_Records supplied_
---

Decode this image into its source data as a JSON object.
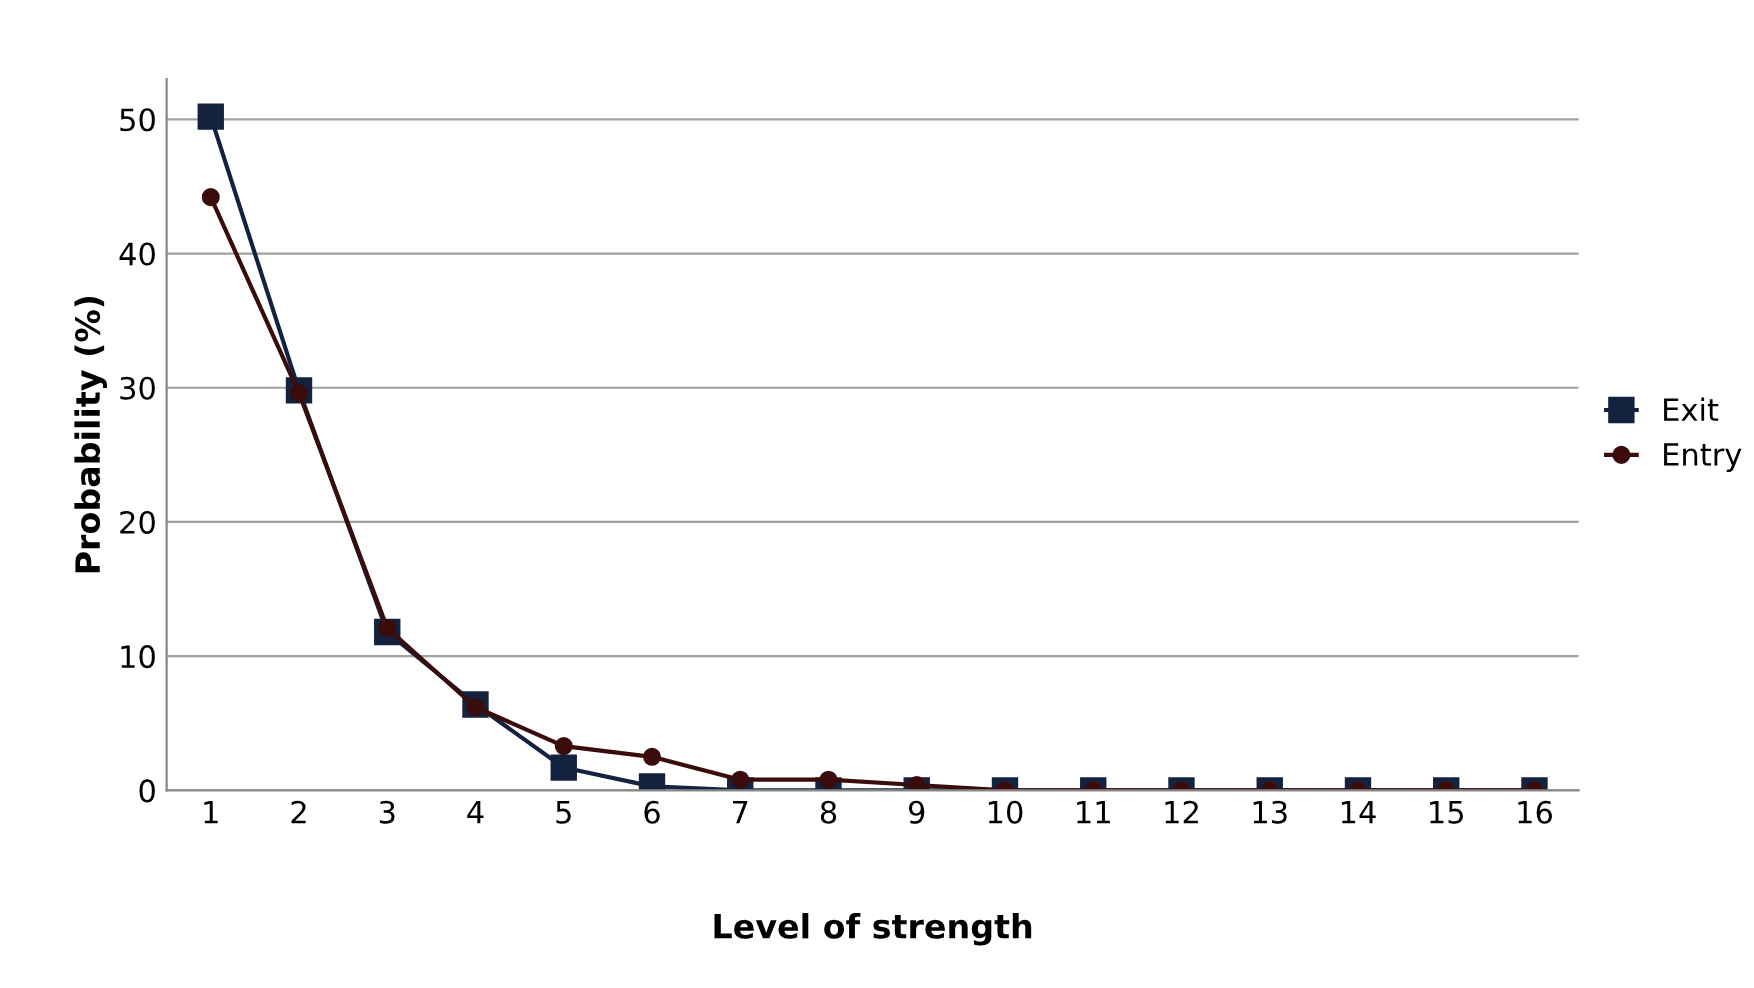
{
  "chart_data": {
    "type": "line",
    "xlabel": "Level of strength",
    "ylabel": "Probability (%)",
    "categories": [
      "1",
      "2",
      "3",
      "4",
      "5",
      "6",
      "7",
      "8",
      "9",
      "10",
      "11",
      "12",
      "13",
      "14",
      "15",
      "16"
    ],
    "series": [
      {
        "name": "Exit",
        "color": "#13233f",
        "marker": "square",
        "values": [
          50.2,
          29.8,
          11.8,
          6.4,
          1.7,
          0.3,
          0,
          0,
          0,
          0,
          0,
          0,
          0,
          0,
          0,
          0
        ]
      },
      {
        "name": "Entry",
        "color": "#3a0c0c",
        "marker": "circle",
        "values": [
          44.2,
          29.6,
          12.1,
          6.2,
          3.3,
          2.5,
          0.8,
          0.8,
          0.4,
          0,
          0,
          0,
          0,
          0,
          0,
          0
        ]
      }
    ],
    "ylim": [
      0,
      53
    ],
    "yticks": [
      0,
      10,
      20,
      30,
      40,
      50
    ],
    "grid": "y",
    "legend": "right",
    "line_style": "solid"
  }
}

---

_What the task requires_
Give an exact copy of the material, leaving out every picture.

_Solution to this exercise_
Decode this image into its source data as a JSON object.
{
  "chart_data": {
    "type": "line",
    "xlabel": "Level of strength",
    "ylabel": "Probability (%)",
    "categories": [
      "1",
      "2",
      "3",
      "4",
      "5",
      "6",
      "7",
      "8",
      "9",
      "10",
      "11",
      "12",
      "13",
      "14",
      "15",
      "16"
    ],
    "series": [
      {
        "name": "Exit",
        "color": "#13233f",
        "marker": "square",
        "values": [
          50.2,
          29.8,
          11.8,
          6.4,
          1.7,
          0.3,
          0,
          0,
          0,
          0,
          0,
          0,
          0,
          0,
          0,
          0
        ]
      },
      {
        "name": "Entry",
        "color": "#3a0c0c",
        "marker": "circle",
        "values": [
          44.2,
          29.6,
          12.1,
          6.2,
          3.3,
          2.5,
          0.8,
          0.8,
          0.4,
          0,
          0,
          0,
          0,
          0,
          0,
          0
        ]
      }
    ],
    "ylim": [
      0,
      53
    ],
    "yticks": [
      0,
      10,
      20,
      30,
      40,
      50
    ],
    "grid": "y",
    "legend": "right",
    "line_style": "solid"
  }
}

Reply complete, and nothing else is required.